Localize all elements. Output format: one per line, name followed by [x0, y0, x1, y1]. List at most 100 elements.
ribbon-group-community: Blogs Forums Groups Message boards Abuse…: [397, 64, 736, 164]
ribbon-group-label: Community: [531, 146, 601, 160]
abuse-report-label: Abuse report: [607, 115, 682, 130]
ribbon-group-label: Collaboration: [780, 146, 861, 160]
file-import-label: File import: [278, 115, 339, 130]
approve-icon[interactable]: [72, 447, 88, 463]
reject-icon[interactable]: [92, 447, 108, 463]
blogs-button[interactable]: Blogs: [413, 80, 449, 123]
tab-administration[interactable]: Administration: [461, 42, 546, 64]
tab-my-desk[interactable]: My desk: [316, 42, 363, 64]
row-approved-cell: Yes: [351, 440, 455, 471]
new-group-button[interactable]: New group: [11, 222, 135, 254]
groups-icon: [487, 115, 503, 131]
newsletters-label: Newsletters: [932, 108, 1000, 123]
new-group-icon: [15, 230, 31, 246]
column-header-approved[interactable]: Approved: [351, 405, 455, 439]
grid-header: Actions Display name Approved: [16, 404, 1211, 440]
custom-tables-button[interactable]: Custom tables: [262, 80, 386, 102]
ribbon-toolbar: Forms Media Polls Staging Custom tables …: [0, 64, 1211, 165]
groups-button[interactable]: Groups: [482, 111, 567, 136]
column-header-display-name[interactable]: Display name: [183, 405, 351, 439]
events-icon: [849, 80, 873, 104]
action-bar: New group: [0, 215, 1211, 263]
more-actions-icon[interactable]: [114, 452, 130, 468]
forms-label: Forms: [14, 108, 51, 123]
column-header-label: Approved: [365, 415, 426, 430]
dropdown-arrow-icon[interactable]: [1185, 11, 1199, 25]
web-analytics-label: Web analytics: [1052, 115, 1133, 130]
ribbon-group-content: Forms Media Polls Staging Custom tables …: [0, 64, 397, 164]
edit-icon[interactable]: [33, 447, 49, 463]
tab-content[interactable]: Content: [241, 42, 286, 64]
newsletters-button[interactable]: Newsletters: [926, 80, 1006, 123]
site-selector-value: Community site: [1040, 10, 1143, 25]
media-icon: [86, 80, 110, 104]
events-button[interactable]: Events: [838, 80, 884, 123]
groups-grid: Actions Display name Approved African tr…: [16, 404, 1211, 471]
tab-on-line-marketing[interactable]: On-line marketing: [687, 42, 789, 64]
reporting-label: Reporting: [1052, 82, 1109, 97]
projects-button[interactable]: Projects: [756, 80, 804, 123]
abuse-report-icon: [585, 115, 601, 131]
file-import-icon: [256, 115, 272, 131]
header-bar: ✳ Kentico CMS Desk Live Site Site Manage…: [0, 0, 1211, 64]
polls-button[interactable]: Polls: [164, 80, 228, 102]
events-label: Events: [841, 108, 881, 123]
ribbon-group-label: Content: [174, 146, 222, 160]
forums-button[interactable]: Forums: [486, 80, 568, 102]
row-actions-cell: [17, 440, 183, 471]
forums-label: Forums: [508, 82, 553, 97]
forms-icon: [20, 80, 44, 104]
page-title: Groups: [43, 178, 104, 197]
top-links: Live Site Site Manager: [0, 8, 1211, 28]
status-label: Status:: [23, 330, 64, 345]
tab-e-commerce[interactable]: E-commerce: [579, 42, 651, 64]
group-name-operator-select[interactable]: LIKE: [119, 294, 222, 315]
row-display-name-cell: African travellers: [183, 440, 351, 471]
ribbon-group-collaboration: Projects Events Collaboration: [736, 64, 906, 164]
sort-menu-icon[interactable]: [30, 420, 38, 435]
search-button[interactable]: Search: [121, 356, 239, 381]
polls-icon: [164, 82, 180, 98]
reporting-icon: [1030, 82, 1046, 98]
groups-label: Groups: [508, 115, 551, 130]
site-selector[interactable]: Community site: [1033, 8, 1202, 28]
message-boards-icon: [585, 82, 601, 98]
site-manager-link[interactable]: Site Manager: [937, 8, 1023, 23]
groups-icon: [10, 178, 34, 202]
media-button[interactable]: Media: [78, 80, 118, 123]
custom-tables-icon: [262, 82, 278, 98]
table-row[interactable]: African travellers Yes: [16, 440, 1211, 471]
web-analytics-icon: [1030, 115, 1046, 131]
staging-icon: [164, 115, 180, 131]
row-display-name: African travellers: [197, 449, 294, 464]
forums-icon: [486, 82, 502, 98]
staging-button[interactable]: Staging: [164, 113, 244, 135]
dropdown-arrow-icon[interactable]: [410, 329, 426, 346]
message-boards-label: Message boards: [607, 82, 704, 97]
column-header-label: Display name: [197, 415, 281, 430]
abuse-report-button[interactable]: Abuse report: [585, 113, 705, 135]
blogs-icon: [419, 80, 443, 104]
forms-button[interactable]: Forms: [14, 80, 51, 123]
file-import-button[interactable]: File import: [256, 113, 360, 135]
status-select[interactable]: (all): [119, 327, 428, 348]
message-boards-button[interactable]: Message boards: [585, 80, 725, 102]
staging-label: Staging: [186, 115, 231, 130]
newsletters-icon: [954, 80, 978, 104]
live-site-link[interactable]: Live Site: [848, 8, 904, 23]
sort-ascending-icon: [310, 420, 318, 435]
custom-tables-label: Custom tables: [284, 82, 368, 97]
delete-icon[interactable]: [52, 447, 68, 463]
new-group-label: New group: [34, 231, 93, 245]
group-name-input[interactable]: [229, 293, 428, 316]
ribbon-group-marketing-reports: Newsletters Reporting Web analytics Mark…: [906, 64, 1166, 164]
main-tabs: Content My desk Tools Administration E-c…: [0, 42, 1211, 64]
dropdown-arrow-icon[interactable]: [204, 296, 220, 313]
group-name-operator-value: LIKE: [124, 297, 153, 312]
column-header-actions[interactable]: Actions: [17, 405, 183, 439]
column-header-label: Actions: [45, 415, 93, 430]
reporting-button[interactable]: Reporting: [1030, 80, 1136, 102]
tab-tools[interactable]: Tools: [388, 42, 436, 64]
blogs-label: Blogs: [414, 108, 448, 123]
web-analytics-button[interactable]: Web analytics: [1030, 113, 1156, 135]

########################################

> **What is required**
Rewrite all the lines above, putting "chevron-icon" wherever "dropdown-arrow-icon" appears and leaving everything else as it is.

> **Complete output**
Localize all elements. Output format: one per line, name followed by [x0, y0, x1, y1]. List at most 100 elements.
ribbon-group-community: Blogs Forums Groups Message boards Abuse…: [397, 64, 736, 164]
ribbon-group-label: Community: [531, 146, 601, 160]
abuse-report-label: Abuse report: [607, 115, 682, 130]
ribbon-group-label: Collaboration: [780, 146, 861, 160]
file-import-label: File import: [278, 115, 339, 130]
approve-icon[interactable]: [72, 447, 88, 463]
reject-icon[interactable]: [92, 447, 108, 463]
blogs-button[interactable]: Blogs: [413, 80, 449, 123]
tab-administration[interactable]: Administration: [461, 42, 546, 64]
tab-my-desk[interactable]: My desk: [316, 42, 363, 64]
row-approved-cell: Yes: [351, 440, 455, 471]
new-group-button[interactable]: New group: [11, 222, 135, 254]
groups-icon: [487, 115, 503, 131]
newsletters-label: Newsletters: [932, 108, 1000, 123]
new-group-icon: [15, 230, 31, 246]
column-header-approved[interactable]: Approved: [351, 405, 455, 439]
grid-header: Actions Display name Approved: [16, 404, 1211, 440]
custom-tables-button[interactable]: Custom tables: [262, 80, 386, 102]
ribbon-toolbar: Forms Media Polls Staging Custom tables …: [0, 64, 1211, 165]
groups-button[interactable]: Groups: [482, 111, 567, 136]
column-header-display-name[interactable]: Display name: [183, 405, 351, 439]
events-icon: [849, 80, 873, 104]
action-bar: New group: [0, 215, 1211, 263]
more-actions-icon[interactable]: [114, 452, 130, 468]
forms-label: Forms: [14, 108, 51, 123]
column-header-label: Approved: [365, 415, 426, 430]
chevron-icon[interactable]: [1185, 11, 1199, 25]
web-analytics-label: Web analytics: [1052, 115, 1133, 130]
ribbon-group-content: Forms Media Polls Staging Custom tables …: [0, 64, 397, 164]
edit-icon[interactable]: [33, 447, 49, 463]
tab-content[interactable]: Content: [241, 42, 286, 64]
newsletters-button[interactable]: Newsletters: [926, 80, 1006, 123]
site-selector-value: Community site: [1040, 10, 1143, 25]
media-icon: [86, 80, 110, 104]
events-button[interactable]: Events: [838, 80, 884, 123]
groups-grid: Actions Display name Approved African tr…: [16, 404, 1211, 471]
tab-on-line-marketing[interactable]: On-line marketing: [687, 42, 789, 64]
reporting-label: Reporting: [1052, 82, 1109, 97]
projects-button[interactable]: Projects: [756, 80, 804, 123]
abuse-report-icon: [585, 115, 601, 131]
file-import-icon: [256, 115, 272, 131]
header-bar: ✳ Kentico CMS Desk Live Site Site Manage…: [0, 0, 1211, 64]
polls-button[interactable]: Polls: [164, 80, 228, 102]
events-label: Events: [841, 108, 881, 123]
ribbon-group-label: Content: [174, 146, 222, 160]
forums-button[interactable]: Forums: [486, 80, 568, 102]
row-actions-cell: [17, 440, 183, 471]
forums-label: Forums: [508, 82, 553, 97]
forms-icon: [20, 80, 44, 104]
page-title: Groups: [43, 178, 104, 197]
top-links: Live Site Site Manager: [0, 8, 1211, 28]
status-label: Status:: [23, 330, 64, 345]
tab-e-commerce[interactable]: E-commerce: [579, 42, 651, 64]
group-name-operator-select[interactable]: LIKE: [119, 294, 222, 315]
row-display-name-cell: African travellers: [183, 440, 351, 471]
ribbon-group-collaboration: Projects Events Collaboration: [736, 64, 906, 164]
sort-menu-icon[interactable]: [30, 420, 38, 435]
search-button[interactable]: Search: [121, 356, 239, 381]
polls-icon: [164, 82, 180, 98]
reporting-icon: [1030, 82, 1046, 98]
groups-label: Groups: [508, 115, 551, 130]
site-selector[interactable]: Community site: [1033, 8, 1202, 28]
message-boards-icon: [585, 82, 601, 98]
site-manager-link[interactable]: Site Manager: [937, 8, 1023, 23]
groups-icon: [10, 178, 34, 202]
media-button[interactable]: Media: [78, 80, 118, 123]
custom-tables-icon: [262, 82, 278, 98]
table-row[interactable]: African travellers Yes: [16, 440, 1211, 471]
web-analytics-icon: [1030, 115, 1046, 131]
staging-icon: [164, 115, 180, 131]
row-display-name: African travellers: [197, 449, 294, 464]
forums-icon: [486, 82, 502, 98]
staging-button[interactable]: Staging: [164, 113, 244, 135]
chevron-icon[interactable]: [410, 329, 426, 346]
message-boards-label: Message boards: [607, 82, 704, 97]
column-header-label: Display name: [197, 415, 281, 430]
abuse-report-button[interactable]: Abuse report: [585, 113, 705, 135]
blogs-icon: [419, 80, 443, 104]
forms-button[interactable]: Forms: [14, 80, 51, 123]
file-import-button[interactable]: File import: [256, 113, 360, 135]
status-select[interactable]: (all): [119, 327, 428, 348]
message-boards-button[interactable]: Message boards: [585, 80, 725, 102]
staging-label: Staging: [186, 115, 231, 130]
newsletters-icon: [954, 80, 978, 104]
live-site-link[interactable]: Live Site: [848, 8, 904, 23]
sort-ascending-icon: [310, 420, 318, 435]
custom-tables-label: Custom tables: [284, 82, 368, 97]
delete-icon[interactable]: [52, 447, 68, 463]
new-group-label: New group: [34, 231, 93, 245]
group-name-input[interactable]: [229, 293, 428, 316]
ribbon-group-marketing-reports: Newsletters Reporting Web analytics Mark…: [906, 64, 1166, 164]
main-tabs: Content My desk Tools Administration E-c…: [0, 42, 1211, 64]
chevron-icon[interactable]: [204, 296, 220, 313]
group-name-operator-value: LIKE: [124, 297, 153, 312]
column-header-actions[interactable]: Actions: [17, 405, 183, 439]
column-header-label: Actions: [45, 415, 93, 430]
reporting-button[interactable]: Reporting: [1030, 80, 1136, 102]
tab-tools[interactable]: Tools: [388, 42, 436, 64]
blogs-label: Blogs: [414, 108, 448, 123]
web-analytics-button[interactable]: Web analytics: [1030, 113, 1156, 135]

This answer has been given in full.